- **Do this**:
Gather the lines below that include the string "velocity", copying each in full.

## begin Material

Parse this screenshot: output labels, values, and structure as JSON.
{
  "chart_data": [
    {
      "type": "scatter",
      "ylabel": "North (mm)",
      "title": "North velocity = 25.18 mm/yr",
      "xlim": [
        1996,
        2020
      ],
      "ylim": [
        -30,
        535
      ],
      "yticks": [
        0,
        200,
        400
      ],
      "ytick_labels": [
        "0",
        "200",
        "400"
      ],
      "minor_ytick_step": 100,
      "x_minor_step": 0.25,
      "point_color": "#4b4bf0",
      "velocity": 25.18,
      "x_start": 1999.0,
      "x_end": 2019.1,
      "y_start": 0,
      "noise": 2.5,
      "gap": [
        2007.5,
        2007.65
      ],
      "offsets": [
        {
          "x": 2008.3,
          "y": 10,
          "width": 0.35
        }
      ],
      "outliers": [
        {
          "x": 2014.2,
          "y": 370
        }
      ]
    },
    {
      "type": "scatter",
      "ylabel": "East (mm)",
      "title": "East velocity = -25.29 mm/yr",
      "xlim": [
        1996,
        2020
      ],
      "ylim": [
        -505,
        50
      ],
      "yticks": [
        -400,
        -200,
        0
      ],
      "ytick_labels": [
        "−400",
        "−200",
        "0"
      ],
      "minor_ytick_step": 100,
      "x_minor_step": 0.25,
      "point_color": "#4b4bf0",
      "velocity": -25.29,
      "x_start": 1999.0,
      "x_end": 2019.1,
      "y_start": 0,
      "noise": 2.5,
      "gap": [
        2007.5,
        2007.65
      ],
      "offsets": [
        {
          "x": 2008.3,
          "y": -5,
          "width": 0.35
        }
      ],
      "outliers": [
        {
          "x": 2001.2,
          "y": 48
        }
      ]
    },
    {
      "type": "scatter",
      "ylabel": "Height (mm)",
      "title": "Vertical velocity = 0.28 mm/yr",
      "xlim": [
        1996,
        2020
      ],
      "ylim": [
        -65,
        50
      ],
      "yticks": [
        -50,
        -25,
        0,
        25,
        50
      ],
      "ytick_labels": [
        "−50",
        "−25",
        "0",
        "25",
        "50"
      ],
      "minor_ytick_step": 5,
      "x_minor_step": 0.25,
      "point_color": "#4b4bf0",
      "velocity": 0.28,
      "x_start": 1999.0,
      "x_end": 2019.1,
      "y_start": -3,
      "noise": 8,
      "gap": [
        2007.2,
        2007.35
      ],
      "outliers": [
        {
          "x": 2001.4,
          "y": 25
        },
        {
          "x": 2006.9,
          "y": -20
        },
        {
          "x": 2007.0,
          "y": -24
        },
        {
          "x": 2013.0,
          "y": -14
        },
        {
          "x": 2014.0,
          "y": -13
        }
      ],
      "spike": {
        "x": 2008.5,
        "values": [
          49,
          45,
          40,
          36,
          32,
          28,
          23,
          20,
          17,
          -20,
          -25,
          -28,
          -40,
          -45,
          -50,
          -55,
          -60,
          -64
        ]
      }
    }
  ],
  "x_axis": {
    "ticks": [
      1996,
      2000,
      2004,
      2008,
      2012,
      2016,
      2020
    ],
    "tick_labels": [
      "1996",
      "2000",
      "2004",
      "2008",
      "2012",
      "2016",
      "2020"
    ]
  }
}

## end Material

- **Correct output**:
      "title": "North velocity = 25.18 mm/yr",
      "velocity": 25.18,
      "title": "East velocity = -25.29 mm/yr",
      "velocity": -25.29,
      "title": "Vertical velocity = 0.28 mm/yr",
      "velocity": 0.28,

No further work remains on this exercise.